[Figure record listings]
-- START --
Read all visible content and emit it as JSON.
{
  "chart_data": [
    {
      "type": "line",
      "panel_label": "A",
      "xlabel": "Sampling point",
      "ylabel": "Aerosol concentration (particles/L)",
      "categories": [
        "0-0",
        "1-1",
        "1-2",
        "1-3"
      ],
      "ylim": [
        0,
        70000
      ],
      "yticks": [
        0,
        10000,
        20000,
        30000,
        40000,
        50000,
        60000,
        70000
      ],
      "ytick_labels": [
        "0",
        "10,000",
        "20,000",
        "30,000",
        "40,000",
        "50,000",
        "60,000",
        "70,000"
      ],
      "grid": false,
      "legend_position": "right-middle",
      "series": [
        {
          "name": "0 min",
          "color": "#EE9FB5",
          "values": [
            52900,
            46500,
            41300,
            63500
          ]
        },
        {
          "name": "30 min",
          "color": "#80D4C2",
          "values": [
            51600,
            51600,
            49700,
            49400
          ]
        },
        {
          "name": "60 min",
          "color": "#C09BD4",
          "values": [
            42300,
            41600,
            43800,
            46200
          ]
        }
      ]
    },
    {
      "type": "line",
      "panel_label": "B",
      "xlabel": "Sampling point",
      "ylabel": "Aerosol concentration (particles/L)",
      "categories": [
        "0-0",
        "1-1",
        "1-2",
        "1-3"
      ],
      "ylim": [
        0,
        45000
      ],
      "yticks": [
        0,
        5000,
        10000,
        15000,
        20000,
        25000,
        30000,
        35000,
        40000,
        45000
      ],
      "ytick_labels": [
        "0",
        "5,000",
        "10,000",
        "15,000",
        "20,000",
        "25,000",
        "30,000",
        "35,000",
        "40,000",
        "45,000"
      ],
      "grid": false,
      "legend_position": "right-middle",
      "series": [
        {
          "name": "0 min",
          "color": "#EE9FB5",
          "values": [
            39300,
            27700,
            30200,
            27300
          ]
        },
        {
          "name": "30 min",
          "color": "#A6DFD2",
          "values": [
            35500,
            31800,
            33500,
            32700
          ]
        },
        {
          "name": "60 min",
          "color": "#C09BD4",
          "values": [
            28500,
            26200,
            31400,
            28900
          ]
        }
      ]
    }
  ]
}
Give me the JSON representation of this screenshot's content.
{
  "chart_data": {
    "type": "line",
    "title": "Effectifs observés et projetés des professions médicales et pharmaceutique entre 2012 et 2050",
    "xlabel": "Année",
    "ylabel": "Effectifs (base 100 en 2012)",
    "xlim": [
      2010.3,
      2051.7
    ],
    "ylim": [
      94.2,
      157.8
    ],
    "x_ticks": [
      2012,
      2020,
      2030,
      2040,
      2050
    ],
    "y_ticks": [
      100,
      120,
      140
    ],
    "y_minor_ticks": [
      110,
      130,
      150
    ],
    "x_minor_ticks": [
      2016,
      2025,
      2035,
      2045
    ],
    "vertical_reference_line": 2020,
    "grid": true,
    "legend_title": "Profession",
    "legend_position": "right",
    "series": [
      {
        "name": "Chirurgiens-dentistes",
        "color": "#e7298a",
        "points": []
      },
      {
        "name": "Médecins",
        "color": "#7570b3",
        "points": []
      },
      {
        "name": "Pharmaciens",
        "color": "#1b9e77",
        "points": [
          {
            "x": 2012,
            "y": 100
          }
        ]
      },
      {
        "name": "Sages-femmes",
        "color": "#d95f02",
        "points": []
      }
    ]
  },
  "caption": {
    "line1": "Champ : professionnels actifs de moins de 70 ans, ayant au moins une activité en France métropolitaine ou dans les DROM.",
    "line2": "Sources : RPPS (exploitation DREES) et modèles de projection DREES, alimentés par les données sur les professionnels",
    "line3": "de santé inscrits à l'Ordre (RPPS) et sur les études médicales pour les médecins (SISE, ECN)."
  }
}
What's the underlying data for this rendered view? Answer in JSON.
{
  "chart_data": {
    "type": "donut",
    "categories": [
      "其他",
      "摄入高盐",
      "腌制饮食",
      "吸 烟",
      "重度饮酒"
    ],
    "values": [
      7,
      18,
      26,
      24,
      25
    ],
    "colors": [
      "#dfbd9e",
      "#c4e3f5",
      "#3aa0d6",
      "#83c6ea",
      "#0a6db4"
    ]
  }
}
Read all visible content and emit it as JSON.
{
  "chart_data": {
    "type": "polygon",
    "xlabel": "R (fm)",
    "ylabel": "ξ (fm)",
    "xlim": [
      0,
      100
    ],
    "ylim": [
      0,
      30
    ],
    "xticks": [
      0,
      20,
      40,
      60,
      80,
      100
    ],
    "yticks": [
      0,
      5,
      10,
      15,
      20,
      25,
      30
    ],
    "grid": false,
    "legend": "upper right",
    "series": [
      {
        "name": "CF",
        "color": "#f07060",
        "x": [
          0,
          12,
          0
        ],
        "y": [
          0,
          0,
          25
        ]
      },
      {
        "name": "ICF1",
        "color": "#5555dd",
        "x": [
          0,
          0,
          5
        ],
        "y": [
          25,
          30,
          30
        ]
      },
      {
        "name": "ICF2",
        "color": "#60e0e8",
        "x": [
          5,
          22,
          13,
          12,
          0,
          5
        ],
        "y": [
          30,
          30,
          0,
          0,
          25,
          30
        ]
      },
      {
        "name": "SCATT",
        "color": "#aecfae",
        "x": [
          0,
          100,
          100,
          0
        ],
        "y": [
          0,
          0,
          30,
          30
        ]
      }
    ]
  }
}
-- END --
* [Aim of the exercise] Restate every record exactly, leaving nothing out.

* [Reply]
Read all visible content and emit it as JSON.
{
  "chart_data": [
    {
      "type": "line",
      "panel_label": "A",
      "xlabel": "Sampling point",
      "ylabel": "Aerosol concentration (particles/L)",
      "categories": [
        "0-0",
        "1-1",
        "1-2",
        "1-3"
      ],
      "ylim": [
        0,
        70000
      ],
      "yticks": [
        0,
        10000,
        20000,
        30000,
        40000,
        50000,
        60000,
        70000
      ],
      "ytick_labels": [
        "0",
        "10,000",
        "20,000",
        "30,000",
        "40,000",
        "50,000",
        "60,000",
        "70,000"
      ],
      "grid": false,
      "legend_position": "right-middle",
      "series": [
        {
          "name": "0 min",
          "color": "#EE9FB5",
          "values": [
            52900,
            46500,
            41300,
            63500
          ]
        },
        {
          "name": "30 min",
          "color": "#80D4C2",
          "values": [
            51600,
            51600,
            49700,
            49400
          ]
        },
        {
          "name": "60 min",
          "color": "#C09BD4",
          "values": [
            42300,
            41600,
            43800,
            46200
          ]
        }
      ]
    },
    {
      "type": "line",
      "panel_label": "B",
      "xlabel": "Sampling point",
      "ylabel": "Aerosol concentration (particles/L)",
      "categories": [
        "0-0",
        "1-1",
        "1-2",
        "1-3"
      ],
      "ylim": [
        0,
        45000
      ],
      "yticks": [
        0,
        5000,
        10000,
        15000,
        20000,
        25000,
        30000,
        35000,
        40000,
        45000
      ],
      "ytick_labels": [
        "0",
        "5,000",
        "10,000",
        "15,000",
        "20,000",
        "25,000",
        "30,000",
        "35,000",
        "40,000",
        "45,000"
      ],
      "grid": false,
      "legend_position": "right-middle",
      "series": [
        {
          "name": "0 min",
          "color": "#EE9FB5",
          "values": [
            39300,
            27700,
            30200,
            27300
          ]
        },
        {
          "name": "30 min",
          "color": "#A6DFD2",
          "values": [
            35500,
            31800,
            33500,
            32700
          ]
        },
        {
          "name": "60 min",
          "color": "#C09BD4",
          "values": [
            28500,
            26200,
            31400,
            28900
          ]
        }
      ]
    }
  ]
}
Give me the JSON representation of this screenshot's content.
{
  "chart_data": {
    "type": "line",
    "title": "Effectifs observés et projetés des professions médicales et pharmaceutique entre 2012 et 2050",
    "xlabel": "Année",
    "ylabel": "Effectifs (base 100 en 2012)",
    "xlim": [
      2010.3,
      2051.7
    ],
    "ylim": [
      94.2,
      157.8
    ],
    "x_ticks": [
      2012,
      2020,
      2030,
      2040,
      2050
    ],
    "y_ticks": [
      100,
      120,
      140
    ],
    "y_minor_ticks": [
      110,
      130,
      150
    ],
    "x_minor_ticks": [
      2016,
      2025,
      2035,
      2045
    ],
    "vertical_reference_line": 2020,
    "grid": true,
    "legend_title": "Profession",
    "legend_position": "right",
    "series": [
      {
        "name": "Chirurgiens-dentistes",
        "color": "#e7298a",
        "points": []
      },
      {
        "name": "Médecins",
        "color": "#7570b3",
        "points": []
      },
      {
        "name": "Pharmaciens",
        "color": "#1b9e77",
        "points": [
          {
            "x": 2012,
            "y": 100
          }
        ]
      },
      {
        "name": "Sages-femmes",
        "color": "#d95f02",
        "points": []
      }
    ]
  },
  "caption": {
    "line1": "Champ : professionnels actifs de moins de 70 ans, ayant au moins une activité en France métropolitaine ou dans les DROM.",
    "line2": "Sources : RPPS (exploitation DREES) et modèles de projection DREES, alimentés par les données sur les professionnels",
    "line3": "de santé inscrits à l'Ordre (RPPS) et sur les études médicales pour les médecins (SISE, ECN)."
  }
}
What's the underlying data for this rendered view? Answer in JSON.
{
  "chart_data": {
    "type": "donut",
    "categories": [
      "其他",
      "摄入高盐",
      "腌制饮食",
      "吸 烟",
      "重度饮酒"
    ],
    "values": [
      7,
      18,
      26,
      24,
      25
    ],
    "colors": [
      "#dfbd9e",
      "#c4e3f5",
      "#3aa0d6",
      "#83c6ea",
      "#0a6db4"
    ]
  }
}
Read all visible content and emit it as JSON.
{
  "chart_data": {
    "type": "polygon",
    "xlabel": "R (fm)",
    "ylabel": "ξ (fm)",
    "xlim": [
      0,
      100
    ],
    "ylim": [
      0,
      30
    ],
    "xticks": [
      0,
      20,
      40,
      60,
      80,
      100
    ],
    "yticks": [
      0,
      5,
      10,
      15,
      20,
      25,
      30
    ],
    "grid": false,
    "legend": "upper right",
    "series": [
      {
        "name": "CF",
        "color": "#f07060",
        "x": [
          0,
          12,
          0
        ],
        "y": [
          0,
          0,
          25
        ]
      },
      {
        "name": "ICF1",
        "color": "#5555dd",
        "x": [
          0,
          0,
          5
        ],
        "y": [
          25,
          30,
          30
        ]
      },
      {
        "name": "ICF2",
        "color": "#60e0e8",
        "x": [
          5,
          22,
          13,
          12,
          0,
          5
        ],
        "y": [
          30,
          30,
          0,
          0,
          25,
          30
        ]
      },
      {
        "name": "SCATT",
        "color": "#aecfae",
        "x": [
          0,
          100,
          100,
          0
        ],
        "y": [
          0,
          0,
          30,
          30
        ]
      }
    ]
  }
}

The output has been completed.